(Annotated region listings)
::::::
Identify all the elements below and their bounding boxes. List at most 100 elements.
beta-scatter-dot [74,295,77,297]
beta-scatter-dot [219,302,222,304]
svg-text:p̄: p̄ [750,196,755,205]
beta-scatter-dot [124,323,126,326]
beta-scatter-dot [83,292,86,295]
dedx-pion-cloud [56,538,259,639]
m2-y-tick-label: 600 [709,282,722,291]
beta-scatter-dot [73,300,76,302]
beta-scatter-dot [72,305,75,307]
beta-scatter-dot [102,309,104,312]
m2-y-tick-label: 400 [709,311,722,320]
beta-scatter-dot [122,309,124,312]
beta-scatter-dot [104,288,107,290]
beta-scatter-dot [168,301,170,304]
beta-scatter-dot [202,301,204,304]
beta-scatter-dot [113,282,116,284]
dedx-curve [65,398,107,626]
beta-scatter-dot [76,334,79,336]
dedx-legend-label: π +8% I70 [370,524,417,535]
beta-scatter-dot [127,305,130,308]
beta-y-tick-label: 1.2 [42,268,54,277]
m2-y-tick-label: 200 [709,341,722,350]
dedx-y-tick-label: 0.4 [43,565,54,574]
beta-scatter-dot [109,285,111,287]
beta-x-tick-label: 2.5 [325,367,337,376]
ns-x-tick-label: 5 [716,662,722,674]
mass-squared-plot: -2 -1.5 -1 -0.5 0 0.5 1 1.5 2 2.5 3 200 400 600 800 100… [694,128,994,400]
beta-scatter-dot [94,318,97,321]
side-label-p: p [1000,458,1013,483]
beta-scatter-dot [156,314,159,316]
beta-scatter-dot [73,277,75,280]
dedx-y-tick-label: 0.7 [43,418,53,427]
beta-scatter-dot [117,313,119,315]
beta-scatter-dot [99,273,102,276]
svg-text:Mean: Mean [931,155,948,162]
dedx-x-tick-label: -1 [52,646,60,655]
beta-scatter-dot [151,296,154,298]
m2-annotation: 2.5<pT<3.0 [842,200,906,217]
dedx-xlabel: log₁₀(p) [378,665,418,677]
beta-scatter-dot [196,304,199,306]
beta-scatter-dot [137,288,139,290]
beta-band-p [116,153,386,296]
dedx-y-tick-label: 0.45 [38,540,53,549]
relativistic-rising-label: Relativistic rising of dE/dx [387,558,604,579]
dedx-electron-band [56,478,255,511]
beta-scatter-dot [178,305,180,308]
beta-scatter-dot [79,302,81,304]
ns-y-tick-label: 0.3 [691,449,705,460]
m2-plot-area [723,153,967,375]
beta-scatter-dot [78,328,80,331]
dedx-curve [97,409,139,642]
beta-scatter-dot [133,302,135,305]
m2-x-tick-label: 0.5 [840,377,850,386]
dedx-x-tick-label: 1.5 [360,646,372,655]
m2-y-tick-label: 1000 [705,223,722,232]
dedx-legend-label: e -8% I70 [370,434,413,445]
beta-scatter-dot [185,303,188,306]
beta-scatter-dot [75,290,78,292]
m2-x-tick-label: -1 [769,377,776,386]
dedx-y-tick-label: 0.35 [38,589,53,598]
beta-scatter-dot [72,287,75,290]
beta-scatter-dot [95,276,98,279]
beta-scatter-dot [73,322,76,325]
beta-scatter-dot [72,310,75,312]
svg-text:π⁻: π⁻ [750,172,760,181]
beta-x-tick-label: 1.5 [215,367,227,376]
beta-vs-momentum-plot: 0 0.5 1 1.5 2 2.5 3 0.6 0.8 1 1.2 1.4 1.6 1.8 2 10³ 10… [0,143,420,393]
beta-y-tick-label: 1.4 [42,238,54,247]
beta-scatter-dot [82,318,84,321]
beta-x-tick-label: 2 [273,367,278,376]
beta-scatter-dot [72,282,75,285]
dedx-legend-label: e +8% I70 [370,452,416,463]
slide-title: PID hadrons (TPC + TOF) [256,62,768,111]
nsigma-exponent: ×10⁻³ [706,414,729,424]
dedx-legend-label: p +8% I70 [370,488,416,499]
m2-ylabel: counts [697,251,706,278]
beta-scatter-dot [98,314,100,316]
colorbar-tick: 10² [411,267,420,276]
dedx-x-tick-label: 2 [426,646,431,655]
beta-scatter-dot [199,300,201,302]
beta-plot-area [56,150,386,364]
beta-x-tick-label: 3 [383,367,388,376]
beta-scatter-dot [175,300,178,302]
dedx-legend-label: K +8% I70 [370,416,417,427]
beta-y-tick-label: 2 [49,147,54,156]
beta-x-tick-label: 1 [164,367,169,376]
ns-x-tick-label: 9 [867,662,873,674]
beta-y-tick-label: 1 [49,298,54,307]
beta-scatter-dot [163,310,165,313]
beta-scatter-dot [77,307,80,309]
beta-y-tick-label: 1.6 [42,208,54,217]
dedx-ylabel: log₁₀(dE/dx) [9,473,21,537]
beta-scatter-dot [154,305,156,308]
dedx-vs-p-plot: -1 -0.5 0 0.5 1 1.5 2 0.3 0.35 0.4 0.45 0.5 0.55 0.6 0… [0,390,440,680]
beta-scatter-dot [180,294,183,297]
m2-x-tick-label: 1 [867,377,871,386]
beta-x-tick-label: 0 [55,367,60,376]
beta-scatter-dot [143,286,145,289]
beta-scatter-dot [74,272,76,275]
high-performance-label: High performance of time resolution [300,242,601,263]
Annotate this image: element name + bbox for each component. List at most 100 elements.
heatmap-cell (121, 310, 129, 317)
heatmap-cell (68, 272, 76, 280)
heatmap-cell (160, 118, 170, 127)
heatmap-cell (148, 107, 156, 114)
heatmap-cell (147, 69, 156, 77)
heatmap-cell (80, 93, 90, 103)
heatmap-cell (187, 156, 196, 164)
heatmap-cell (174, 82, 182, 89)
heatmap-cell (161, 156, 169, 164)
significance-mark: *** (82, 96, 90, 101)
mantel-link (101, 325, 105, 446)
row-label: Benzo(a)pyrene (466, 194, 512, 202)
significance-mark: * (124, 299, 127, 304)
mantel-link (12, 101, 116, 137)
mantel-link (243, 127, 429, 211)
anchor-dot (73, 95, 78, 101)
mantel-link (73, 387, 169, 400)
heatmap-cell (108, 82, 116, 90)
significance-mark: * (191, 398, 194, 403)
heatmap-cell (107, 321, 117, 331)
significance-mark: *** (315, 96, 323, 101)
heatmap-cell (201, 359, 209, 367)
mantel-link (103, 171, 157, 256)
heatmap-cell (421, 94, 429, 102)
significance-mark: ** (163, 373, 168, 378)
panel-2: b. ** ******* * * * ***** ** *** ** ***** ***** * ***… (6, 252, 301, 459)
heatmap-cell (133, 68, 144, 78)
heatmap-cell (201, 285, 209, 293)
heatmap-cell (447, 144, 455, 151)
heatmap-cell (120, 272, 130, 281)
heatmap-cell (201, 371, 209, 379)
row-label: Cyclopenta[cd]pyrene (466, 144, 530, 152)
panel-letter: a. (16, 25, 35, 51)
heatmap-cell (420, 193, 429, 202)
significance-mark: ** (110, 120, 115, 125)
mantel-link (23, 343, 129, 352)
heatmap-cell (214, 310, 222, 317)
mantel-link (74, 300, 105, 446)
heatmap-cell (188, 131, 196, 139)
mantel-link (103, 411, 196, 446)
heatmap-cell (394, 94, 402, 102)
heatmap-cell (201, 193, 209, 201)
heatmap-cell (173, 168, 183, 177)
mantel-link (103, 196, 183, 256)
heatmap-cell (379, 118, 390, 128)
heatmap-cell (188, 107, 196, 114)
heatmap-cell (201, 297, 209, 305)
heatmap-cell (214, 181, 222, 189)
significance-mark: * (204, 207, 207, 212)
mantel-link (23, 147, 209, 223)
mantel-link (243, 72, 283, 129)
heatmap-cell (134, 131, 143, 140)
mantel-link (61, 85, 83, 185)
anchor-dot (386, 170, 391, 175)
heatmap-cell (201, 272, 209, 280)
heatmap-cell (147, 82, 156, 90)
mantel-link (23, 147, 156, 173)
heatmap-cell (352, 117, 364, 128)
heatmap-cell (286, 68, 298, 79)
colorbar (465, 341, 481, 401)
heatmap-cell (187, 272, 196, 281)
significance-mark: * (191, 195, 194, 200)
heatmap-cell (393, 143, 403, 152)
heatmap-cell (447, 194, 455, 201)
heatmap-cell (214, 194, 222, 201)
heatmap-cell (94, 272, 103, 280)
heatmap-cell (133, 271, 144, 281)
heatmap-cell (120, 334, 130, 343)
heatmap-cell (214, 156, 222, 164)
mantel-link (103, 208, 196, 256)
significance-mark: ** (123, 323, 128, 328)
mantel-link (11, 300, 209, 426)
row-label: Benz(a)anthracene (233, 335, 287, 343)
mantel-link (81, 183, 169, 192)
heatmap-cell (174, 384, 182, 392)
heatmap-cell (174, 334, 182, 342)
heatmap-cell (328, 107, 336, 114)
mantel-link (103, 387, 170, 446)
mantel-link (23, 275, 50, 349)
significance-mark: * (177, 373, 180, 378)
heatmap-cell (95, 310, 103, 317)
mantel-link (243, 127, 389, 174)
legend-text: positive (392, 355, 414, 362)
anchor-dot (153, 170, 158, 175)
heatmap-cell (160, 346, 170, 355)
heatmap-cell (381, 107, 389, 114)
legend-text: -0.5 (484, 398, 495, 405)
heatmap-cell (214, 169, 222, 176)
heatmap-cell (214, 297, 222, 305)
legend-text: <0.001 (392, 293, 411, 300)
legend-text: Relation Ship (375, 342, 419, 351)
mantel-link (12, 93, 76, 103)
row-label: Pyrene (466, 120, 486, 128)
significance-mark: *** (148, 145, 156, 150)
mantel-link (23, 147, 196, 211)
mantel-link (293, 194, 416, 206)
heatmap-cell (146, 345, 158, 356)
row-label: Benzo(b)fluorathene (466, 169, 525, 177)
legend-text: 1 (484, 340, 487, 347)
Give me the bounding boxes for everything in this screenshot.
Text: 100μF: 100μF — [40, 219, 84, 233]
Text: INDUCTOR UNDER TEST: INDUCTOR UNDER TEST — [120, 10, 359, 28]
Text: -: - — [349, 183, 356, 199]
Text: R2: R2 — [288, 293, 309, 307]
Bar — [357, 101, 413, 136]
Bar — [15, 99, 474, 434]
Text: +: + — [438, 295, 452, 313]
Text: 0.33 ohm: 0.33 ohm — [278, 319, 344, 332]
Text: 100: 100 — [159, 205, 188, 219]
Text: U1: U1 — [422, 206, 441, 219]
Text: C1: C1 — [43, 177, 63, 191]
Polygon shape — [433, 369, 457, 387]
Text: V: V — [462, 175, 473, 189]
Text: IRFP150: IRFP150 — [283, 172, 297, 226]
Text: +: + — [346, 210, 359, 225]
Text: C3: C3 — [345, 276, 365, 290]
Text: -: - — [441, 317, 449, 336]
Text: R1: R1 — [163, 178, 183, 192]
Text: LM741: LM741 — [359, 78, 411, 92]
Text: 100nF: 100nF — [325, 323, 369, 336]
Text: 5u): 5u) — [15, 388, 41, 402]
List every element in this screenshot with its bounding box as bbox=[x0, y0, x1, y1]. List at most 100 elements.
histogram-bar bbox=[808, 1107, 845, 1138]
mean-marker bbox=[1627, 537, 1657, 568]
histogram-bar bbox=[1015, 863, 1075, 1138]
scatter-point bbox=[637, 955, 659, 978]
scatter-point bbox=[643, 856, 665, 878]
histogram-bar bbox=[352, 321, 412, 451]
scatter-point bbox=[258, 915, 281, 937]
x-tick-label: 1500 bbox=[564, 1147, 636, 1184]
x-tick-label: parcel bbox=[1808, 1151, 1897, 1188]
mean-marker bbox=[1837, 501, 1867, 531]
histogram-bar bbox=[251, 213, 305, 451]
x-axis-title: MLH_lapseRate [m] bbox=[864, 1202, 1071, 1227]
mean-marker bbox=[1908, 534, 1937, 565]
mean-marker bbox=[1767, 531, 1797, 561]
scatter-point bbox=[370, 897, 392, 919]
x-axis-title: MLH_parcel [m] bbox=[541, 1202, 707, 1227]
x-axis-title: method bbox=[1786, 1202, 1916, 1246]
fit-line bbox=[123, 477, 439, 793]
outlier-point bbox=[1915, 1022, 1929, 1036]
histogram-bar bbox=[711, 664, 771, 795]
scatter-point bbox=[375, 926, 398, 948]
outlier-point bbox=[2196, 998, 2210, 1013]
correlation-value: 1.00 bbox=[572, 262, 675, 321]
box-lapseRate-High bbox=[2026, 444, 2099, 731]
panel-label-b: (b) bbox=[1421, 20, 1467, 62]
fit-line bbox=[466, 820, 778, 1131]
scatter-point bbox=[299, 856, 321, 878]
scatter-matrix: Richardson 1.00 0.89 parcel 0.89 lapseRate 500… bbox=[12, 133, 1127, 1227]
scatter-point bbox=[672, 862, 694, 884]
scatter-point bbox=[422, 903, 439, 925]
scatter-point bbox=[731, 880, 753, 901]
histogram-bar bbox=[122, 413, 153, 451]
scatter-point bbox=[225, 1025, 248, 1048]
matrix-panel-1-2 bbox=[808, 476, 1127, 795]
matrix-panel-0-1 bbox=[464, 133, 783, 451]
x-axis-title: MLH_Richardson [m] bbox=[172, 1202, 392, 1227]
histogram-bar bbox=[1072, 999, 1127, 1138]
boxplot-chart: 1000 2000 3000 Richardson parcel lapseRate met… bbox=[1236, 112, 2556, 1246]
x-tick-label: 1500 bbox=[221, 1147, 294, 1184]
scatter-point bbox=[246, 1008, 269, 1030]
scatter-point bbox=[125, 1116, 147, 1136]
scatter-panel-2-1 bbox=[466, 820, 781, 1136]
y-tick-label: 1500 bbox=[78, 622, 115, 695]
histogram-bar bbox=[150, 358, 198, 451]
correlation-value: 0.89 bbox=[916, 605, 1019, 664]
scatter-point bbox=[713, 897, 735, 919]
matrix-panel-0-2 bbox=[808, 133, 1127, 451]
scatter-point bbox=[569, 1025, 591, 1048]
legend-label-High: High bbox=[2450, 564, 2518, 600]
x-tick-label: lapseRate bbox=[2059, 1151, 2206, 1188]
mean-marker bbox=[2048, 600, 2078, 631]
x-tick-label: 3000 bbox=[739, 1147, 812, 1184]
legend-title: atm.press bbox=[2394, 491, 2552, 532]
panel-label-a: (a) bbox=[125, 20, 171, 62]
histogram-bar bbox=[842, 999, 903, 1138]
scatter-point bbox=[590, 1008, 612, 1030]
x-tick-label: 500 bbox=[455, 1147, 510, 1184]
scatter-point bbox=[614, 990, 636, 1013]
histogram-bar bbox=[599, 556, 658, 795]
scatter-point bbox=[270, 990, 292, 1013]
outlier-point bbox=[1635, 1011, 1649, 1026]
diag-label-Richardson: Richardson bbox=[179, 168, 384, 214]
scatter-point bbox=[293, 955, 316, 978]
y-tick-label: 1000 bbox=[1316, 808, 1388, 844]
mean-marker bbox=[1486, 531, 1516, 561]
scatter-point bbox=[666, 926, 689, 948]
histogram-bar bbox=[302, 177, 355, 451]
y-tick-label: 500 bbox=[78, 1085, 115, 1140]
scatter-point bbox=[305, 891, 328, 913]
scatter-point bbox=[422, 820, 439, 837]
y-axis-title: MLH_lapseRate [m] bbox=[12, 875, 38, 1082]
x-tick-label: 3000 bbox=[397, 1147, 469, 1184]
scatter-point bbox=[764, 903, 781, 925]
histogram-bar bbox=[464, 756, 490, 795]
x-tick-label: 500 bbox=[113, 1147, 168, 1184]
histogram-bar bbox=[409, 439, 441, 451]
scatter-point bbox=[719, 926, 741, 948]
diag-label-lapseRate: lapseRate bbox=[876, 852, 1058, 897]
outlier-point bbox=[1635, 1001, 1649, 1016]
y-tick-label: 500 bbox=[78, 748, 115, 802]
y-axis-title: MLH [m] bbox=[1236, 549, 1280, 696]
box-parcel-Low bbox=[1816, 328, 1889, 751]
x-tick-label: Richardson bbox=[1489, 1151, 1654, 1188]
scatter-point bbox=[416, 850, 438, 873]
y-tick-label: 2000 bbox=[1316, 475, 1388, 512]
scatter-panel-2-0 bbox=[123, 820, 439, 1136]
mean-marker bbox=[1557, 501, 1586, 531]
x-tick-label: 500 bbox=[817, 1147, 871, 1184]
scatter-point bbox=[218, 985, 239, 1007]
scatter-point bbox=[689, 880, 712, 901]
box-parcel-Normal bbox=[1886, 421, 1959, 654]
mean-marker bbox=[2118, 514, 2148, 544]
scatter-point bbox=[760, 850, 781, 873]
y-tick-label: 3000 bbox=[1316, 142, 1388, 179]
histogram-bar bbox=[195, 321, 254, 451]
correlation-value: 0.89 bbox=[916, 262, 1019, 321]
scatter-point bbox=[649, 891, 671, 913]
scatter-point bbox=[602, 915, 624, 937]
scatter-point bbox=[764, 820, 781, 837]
::::::
• [What needs to be done] Copy the material from its start through the line containing "beta-scatter-dot [78,328,80,331]", reproducing every line verbatim and including both end lines.

• [Expected answer]
Identify all the elements below and their bounding boxes. List at most 100 elements.
beta-scatter-dot [74,295,77,297]
beta-scatter-dot [219,302,222,304]
svg-text:p̄: p̄ [750,196,755,205]
beta-scatter-dot [124,323,126,326]
beta-scatter-dot [83,292,86,295]
dedx-pion-cloud [56,538,259,639]
m2-y-tick-label: 600 [709,282,722,291]
beta-scatter-dot [73,300,76,302]
beta-scatter-dot [72,305,75,307]
beta-scatter-dot [102,309,104,312]
m2-y-tick-label: 400 [709,311,722,320]
beta-scatter-dot [122,309,124,312]
beta-scatter-dot [104,288,107,290]
beta-scatter-dot [168,301,170,304]
beta-scatter-dot [202,301,204,304]
beta-scatter-dot [113,282,116,284]
dedx-curve [65,398,107,626]
beta-scatter-dot [76,334,79,336]
dedx-legend-label: π +8% I70 [370,524,417,535]
beta-scatter-dot [127,305,130,308]
beta-y-tick-label: 1.2 [42,268,54,277]
m2-y-tick-label: 200 [709,341,722,350]
dedx-y-tick-label: 0.4 [43,565,54,574]
beta-scatter-dot [109,285,111,287]
beta-x-tick-label: 2.5 [325,367,337,376]
ns-x-tick-label: 5 [716,662,722,674]
mass-squared-plot: -2 -1.5 -1 -0.5 0 0.5 1 1.5 2 2.5 3 200 400 600 800 100… [694,128,994,400]
beta-scatter-dot [94,318,97,321]
side-label-p: p [1000,458,1013,483]
beta-scatter-dot [156,314,159,316]
beta-scatter-dot [73,277,75,280]
dedx-y-tick-label: 0.7 [43,418,53,427]
beta-scatter-dot [117,313,119,315]
beta-scatter-dot [99,273,102,276]
svg-text:Mean: Mean [931,155,948,162]
dedx-x-tick-label: -1 [52,646,60,655]
beta-scatter-dot [151,296,154,298]
m2-annotation: 2.5<pT<3.0 [842,200,906,217]
dedx-xlabel: log₁₀(p) [378,665,418,677]
beta-scatter-dot [196,304,199,306]
beta-scatter-dot [137,288,139,290]
beta-band-p [116,153,386,296]
dedx-y-tick-label: 0.45 [38,540,53,549]
relativistic-rising-label: Relativistic rising of dE/dx [387,558,604,579]
dedx-electron-band [56,478,255,511]
beta-scatter-dot [178,305,180,308]
beta-scatter-dot [79,302,81,304]
ns-y-tick-label: 0.3 [691,449,705,460]
m2-plot-area [723,153,967,375]
beta-scatter-dot [78,328,80,331]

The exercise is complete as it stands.